§ **Texto fornecido**
------------------------------------------------------------------------

História do cristianismo no Japão: a repressão tokugawa e a rebelião de Shimabara
Conflito no século XVII misturou fé cristã e revolta camponesa contra opressão feudal
Uma estátua de São Francisco Xavier em Hirado, Nagasaki, simboliza a chegada do cristianismo ao Japão em 1549. A fé cristã se espalhou rapidamente pelo sul do país, mas enfrentou repressão brutal do xogunato Tokugawa, culminando na Rebelião de Shimabara (1637-38).
O levante começou em dezembro de 1637, após décadas de tensão. Os primeiros missionários cristãos foram recebidos com interesse pelos senhores feudais (daimios), que desejavam comerciar com a Europa e obter armas. Muitos desses daimios se converteram, levando a uma rápida disseminação da religião em Kyushu.
Com o tempo, o xogunato Tokugawa, temendo a influência estrangeira, iniciou uma perseguição violenta aos cristãos. A política de supressão se intensificou com pesados impostos e proibição rigorosa da fé cristã, especialmente sob o domínio do clã Matsukura em Shimabara.

------------------------------------------------------------------------

Dados de reconhecimento da estrutura do documento
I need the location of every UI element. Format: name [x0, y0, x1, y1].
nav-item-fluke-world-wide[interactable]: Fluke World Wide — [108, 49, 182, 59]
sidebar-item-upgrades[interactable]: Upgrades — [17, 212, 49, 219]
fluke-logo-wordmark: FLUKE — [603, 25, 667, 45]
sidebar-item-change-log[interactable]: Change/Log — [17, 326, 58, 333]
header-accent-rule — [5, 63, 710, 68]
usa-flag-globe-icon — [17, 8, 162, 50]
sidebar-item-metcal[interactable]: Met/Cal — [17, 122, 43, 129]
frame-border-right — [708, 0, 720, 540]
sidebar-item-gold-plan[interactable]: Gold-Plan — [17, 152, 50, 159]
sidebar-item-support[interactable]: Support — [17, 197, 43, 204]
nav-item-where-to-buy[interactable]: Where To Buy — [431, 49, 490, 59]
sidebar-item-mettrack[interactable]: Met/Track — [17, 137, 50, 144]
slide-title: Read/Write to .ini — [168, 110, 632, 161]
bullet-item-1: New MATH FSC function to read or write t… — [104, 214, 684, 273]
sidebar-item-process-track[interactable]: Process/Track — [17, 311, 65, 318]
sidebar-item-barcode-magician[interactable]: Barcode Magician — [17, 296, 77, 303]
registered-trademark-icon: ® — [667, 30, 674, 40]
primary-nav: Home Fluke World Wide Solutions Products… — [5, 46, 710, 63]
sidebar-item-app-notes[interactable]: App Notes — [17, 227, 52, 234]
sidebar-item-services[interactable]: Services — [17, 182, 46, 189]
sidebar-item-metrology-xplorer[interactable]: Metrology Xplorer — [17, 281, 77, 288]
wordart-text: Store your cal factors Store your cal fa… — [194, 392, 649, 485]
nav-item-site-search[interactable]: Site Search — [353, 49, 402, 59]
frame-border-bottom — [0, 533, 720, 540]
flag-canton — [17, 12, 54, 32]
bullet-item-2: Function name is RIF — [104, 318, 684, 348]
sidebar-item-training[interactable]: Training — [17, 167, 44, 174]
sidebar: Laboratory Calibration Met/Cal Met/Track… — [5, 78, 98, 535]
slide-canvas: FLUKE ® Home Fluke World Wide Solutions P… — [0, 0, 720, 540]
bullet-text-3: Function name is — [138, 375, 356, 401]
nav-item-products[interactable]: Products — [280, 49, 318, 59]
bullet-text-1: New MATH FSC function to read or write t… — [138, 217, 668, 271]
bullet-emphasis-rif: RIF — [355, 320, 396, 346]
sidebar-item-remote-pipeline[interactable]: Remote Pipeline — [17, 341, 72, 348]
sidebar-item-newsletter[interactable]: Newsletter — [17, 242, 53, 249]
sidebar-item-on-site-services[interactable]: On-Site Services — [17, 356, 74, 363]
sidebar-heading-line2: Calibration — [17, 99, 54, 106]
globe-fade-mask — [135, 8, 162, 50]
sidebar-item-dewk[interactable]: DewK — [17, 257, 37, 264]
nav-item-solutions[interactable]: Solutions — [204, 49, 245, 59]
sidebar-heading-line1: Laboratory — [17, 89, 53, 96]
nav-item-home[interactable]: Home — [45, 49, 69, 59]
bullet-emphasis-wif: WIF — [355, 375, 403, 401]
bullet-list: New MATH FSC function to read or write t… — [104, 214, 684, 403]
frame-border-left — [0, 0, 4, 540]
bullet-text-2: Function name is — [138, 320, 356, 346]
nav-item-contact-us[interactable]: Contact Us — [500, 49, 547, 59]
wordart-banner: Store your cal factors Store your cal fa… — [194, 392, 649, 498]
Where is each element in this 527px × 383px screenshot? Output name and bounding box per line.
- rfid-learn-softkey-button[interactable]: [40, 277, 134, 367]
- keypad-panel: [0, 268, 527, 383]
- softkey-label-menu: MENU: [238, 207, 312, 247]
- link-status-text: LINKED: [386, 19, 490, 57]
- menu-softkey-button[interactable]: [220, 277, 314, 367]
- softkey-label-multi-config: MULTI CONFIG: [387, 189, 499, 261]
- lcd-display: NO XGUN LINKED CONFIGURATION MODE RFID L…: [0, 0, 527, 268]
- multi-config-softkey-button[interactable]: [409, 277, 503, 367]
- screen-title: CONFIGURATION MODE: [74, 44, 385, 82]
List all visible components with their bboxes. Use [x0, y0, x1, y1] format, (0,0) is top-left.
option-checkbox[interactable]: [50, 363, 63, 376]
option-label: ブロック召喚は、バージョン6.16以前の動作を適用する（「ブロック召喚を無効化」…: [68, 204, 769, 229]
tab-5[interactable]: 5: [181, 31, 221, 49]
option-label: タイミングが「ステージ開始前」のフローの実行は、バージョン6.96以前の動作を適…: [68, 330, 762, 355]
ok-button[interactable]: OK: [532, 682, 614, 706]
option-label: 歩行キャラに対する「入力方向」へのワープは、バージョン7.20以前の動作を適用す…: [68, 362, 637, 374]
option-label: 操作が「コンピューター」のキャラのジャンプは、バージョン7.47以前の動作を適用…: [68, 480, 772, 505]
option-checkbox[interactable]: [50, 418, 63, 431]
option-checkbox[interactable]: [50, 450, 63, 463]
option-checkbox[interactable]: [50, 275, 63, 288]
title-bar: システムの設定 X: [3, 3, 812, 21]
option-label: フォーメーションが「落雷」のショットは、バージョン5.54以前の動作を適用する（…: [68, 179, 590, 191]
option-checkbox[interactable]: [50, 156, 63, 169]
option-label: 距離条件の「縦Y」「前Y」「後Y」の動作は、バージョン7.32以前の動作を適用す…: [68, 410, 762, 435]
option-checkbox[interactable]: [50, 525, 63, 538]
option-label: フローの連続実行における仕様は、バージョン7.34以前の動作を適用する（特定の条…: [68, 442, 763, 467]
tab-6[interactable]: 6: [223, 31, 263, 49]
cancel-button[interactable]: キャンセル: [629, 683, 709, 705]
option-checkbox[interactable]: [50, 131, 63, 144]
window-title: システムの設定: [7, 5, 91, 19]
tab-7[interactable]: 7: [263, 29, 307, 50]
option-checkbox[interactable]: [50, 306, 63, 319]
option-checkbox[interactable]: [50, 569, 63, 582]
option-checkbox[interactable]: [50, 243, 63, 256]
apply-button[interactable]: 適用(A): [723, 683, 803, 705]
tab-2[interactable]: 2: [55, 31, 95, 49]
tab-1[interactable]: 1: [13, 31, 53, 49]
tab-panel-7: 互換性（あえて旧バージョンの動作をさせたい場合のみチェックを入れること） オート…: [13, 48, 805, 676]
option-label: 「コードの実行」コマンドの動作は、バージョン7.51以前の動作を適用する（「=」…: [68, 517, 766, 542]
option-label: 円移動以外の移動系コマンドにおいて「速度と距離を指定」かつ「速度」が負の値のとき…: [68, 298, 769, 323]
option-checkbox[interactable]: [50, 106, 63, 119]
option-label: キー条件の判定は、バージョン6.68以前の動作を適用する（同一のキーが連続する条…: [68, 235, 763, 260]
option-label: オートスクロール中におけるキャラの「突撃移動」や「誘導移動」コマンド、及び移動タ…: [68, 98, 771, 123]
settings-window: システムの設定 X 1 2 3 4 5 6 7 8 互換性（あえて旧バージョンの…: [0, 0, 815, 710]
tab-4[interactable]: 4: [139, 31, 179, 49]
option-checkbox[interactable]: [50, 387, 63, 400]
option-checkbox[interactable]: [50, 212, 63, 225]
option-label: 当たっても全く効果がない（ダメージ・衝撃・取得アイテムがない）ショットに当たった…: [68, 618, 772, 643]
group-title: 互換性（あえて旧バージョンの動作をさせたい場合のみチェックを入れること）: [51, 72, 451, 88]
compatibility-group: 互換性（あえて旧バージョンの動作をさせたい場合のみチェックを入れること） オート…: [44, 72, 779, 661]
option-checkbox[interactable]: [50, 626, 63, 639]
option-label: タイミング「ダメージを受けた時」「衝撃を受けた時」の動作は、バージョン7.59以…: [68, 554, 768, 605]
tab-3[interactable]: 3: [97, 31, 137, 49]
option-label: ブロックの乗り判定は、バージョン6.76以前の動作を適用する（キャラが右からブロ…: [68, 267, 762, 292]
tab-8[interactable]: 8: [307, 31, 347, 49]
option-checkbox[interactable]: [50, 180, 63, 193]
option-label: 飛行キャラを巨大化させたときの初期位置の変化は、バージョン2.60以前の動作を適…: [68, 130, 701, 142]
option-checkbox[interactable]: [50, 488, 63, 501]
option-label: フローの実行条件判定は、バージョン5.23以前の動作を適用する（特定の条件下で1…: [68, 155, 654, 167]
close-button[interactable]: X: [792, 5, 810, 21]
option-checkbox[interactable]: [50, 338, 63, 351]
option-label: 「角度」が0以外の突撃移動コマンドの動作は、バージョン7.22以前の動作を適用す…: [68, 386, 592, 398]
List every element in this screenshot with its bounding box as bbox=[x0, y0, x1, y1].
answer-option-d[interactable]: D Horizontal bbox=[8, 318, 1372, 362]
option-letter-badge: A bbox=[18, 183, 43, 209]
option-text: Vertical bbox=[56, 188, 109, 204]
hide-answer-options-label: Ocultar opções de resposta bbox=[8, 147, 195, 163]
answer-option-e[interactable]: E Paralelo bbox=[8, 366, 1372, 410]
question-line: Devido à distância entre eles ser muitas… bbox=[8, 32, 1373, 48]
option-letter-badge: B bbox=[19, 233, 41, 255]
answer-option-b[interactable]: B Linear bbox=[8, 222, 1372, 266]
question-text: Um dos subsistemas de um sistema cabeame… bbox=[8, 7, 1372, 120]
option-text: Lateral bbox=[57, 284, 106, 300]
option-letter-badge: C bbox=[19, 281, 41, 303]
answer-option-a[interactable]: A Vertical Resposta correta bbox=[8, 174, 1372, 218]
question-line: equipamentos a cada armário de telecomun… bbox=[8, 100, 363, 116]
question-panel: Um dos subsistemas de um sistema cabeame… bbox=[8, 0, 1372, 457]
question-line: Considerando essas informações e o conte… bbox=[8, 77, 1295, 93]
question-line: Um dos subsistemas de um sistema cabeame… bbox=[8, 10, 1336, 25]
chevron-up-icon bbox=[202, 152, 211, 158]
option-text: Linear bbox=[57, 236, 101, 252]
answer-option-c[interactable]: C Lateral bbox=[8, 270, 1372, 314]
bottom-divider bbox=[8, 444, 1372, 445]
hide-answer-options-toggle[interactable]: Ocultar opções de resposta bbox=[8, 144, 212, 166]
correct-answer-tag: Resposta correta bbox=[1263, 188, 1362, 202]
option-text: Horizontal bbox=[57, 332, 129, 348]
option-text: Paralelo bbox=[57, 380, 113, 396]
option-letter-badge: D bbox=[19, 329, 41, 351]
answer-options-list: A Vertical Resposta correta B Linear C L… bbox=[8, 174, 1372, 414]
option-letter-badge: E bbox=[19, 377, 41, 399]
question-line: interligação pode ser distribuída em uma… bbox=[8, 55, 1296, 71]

------------------------------------------------------------------------

§ **O que fazer**
Cite na íntegra o texto sobre o cristianismo no Japão e a Rebelião de Shimabara.

§ **Resultado da tarefa**
História do cristianismo no Japão: a repressão tokugawa e a rebelião de Shimabara
Conflito no século XVII misturou fé cristã e revolta camponesa contra opressão feudal
Uma estátua de São Francisco Xavier em Hirado, Nagasaki, simboliza a chegada do cristianismo ao Japão em 1549. A fé cristã se espalhou rapidamente pelo sul do país, mas enfrentou repressão brutal do xogunato Tokugawa, culminando na Rebelião de Shimabara (1637-38).
O levante começou em dezembro de 1637, após décadas de tensão. Os primeiros missionários cristãos foram recebidos com interesse pelos senhores feudais (daimios), que desejavam comerciar com a Europa e obter armas. Muitos desses daimios se converteram, levando a uma rápida disseminação da religião em Kyushu.
Com o tempo, o xogunato Tokugawa, temendo a influência estrangeira, iniciou uma perseguição violenta aos cristãos. A política de supressão se intensificou com pesados impostos e proibição rigorosa da fé cristã, especialmente sob o domínio do clã Matsukura em Shimabara.